* begin *

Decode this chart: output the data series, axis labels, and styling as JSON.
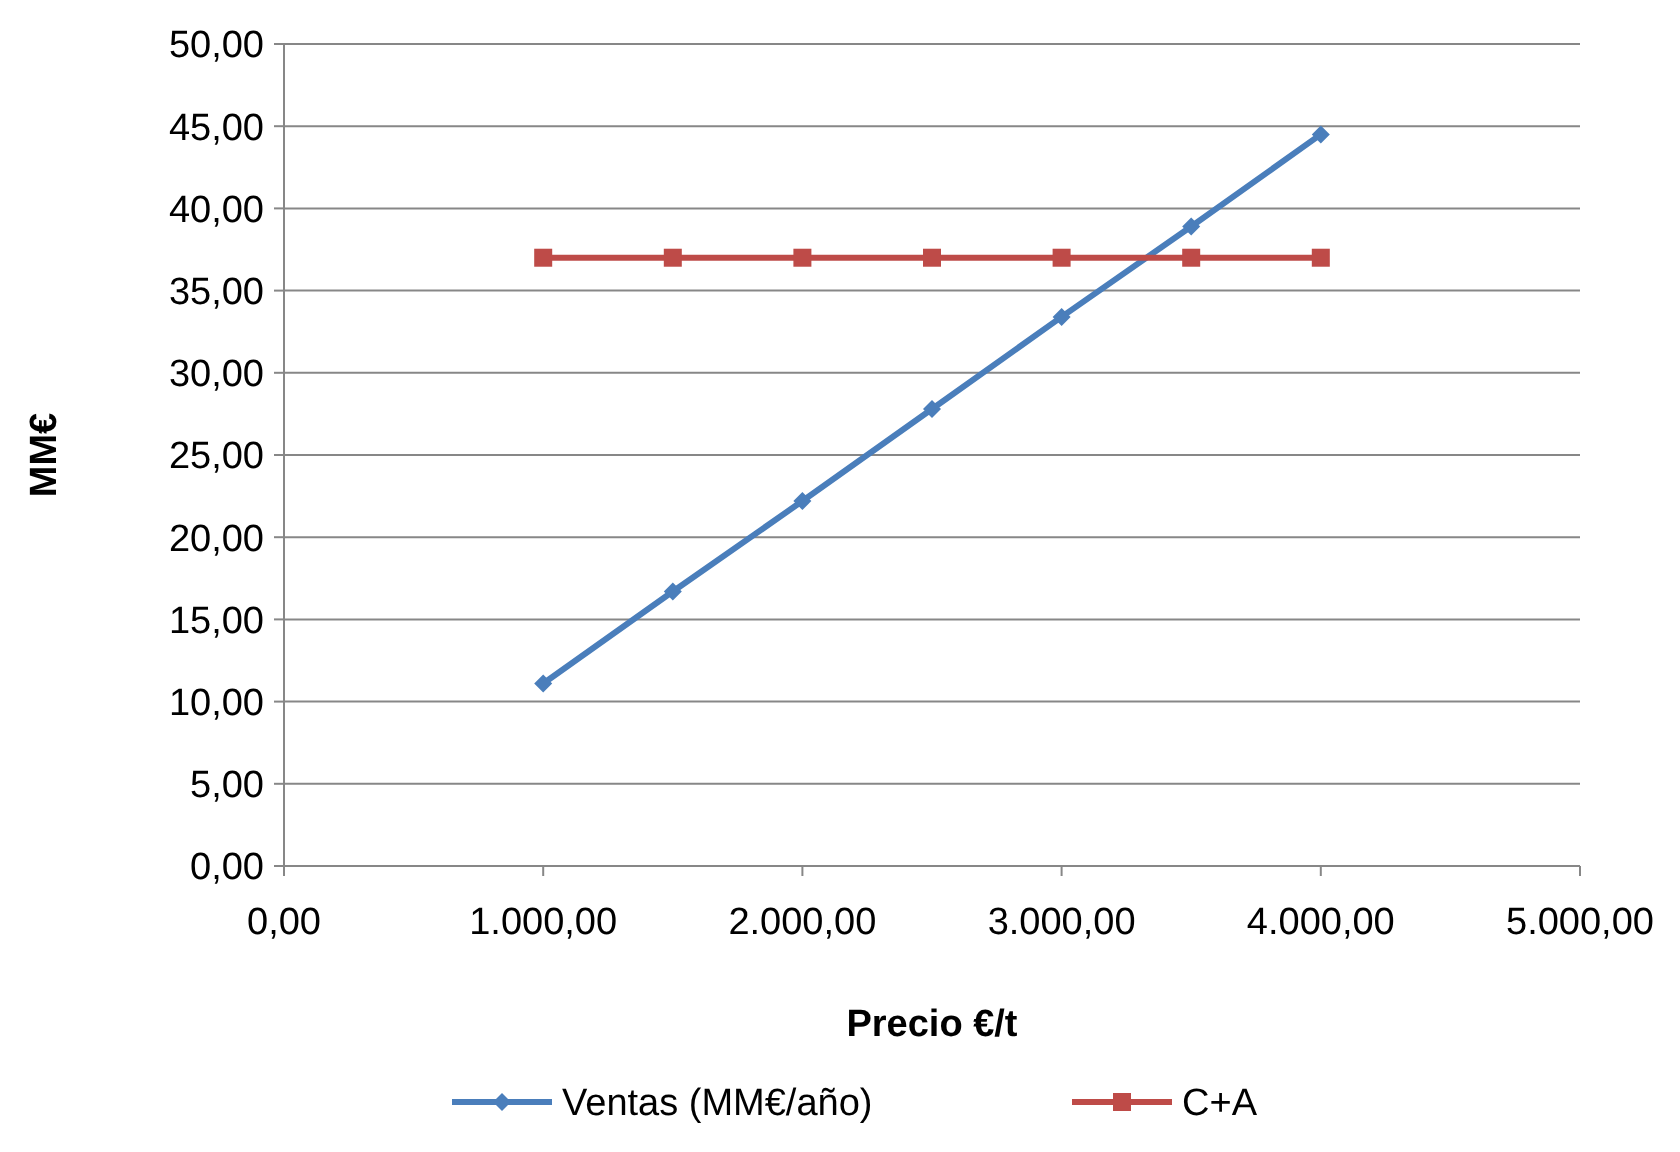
{
  "chart_data": {
    "type": "line",
    "xlabel": "Precio €/t",
    "ylabel": "MM€",
    "x": [
      1000,
      1500,
      2000,
      2500,
      3000,
      3500,
      4000
    ],
    "series": [
      {
        "name": "Ventas (MM€/año)",
        "color": "#4a7ebb",
        "marker": "diamond",
        "values": [
          11.1,
          16.7,
          22.2,
          27.8,
          33.4,
          38.9,
          44.5
        ]
      },
      {
        "name": "C+A",
        "color": "#be4b48",
        "marker": "square",
        "values": [
          37,
          37,
          37,
          37,
          37,
          37,
          37
        ]
      }
    ],
    "xlim": [
      0,
      5000
    ],
    "xticks": [
      {
        "value": 0,
        "label": "0,00"
      },
      {
        "value": 1000,
        "label": "1.000,00"
      },
      {
        "value": 2000,
        "label": "2.000,00"
      },
      {
        "value": 3000,
        "label": "3.000,00"
      },
      {
        "value": 4000,
        "label": "4.000,00"
      },
      {
        "value": 5000,
        "label": "5.000,00"
      }
    ],
    "ylim": [
      0,
      50
    ],
    "yticks": [
      {
        "value": 0,
        "label": "0,00"
      },
      {
        "value": 5,
        "label": "5,00"
      },
      {
        "value": 10,
        "label": "10,00"
      },
      {
        "value": 15,
        "label": "15,00"
      },
      {
        "value": 20,
        "label": "20,00"
      },
      {
        "value": 25,
        "label": "25,00"
      },
      {
        "value": 30,
        "label": "30,00"
      },
      {
        "value": 35,
        "label": "35,00"
      },
      {
        "value": 40,
        "label": "40,00"
      },
      {
        "value": 45,
        "label": "45,00"
      },
      {
        "value": 50,
        "label": "50,00"
      }
    ],
    "grid": "y",
    "legend": "bottom",
    "line_style": "solid"
  }
}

* end *

Reproduce all of the material exactly, apart from the pictures.

Written reply ▸
Decode this chart: output the data series, axis labels, and styling as JSON.
{
  "chart_data": {
    "type": "line",
    "xlabel": "Precio €/t",
    "ylabel": "MM€",
    "x": [
      1000,
      1500,
      2000,
      2500,
      3000,
      3500,
      4000
    ],
    "series": [
      {
        "name": "Ventas (MM€/año)",
        "color": "#4a7ebb",
        "marker": "diamond",
        "values": [
          11.1,
          16.7,
          22.2,
          27.8,
          33.4,
          38.9,
          44.5
        ]
      },
      {
        "name": "C+A",
        "color": "#be4b48",
        "marker": "square",
        "values": [
          37,
          37,
          37,
          37,
          37,
          37,
          37
        ]
      }
    ],
    "xlim": [
      0,
      5000
    ],
    "xticks": [
      {
        "value": 0,
        "label": "0,00"
      },
      {
        "value": 1000,
        "label": "1.000,00"
      },
      {
        "value": 2000,
        "label": "2.000,00"
      },
      {
        "value": 3000,
        "label": "3.000,00"
      },
      {
        "value": 4000,
        "label": "4.000,00"
      },
      {
        "value": 5000,
        "label": "5.000,00"
      }
    ],
    "ylim": [
      0,
      50
    ],
    "yticks": [
      {
        "value": 0,
        "label": "0,00"
      },
      {
        "value": 5,
        "label": "5,00"
      },
      {
        "value": 10,
        "label": "10,00"
      },
      {
        "value": 15,
        "label": "15,00"
      },
      {
        "value": 20,
        "label": "20,00"
      },
      {
        "value": 25,
        "label": "25,00"
      },
      {
        "value": 30,
        "label": "30,00"
      },
      {
        "value": 35,
        "label": "35,00"
      },
      {
        "value": 40,
        "label": "40,00"
      },
      {
        "value": 45,
        "label": "45,00"
      },
      {
        "value": 50,
        "label": "50,00"
      }
    ],
    "grid": "y",
    "legend": "bottom",
    "line_style": "solid"
  }
}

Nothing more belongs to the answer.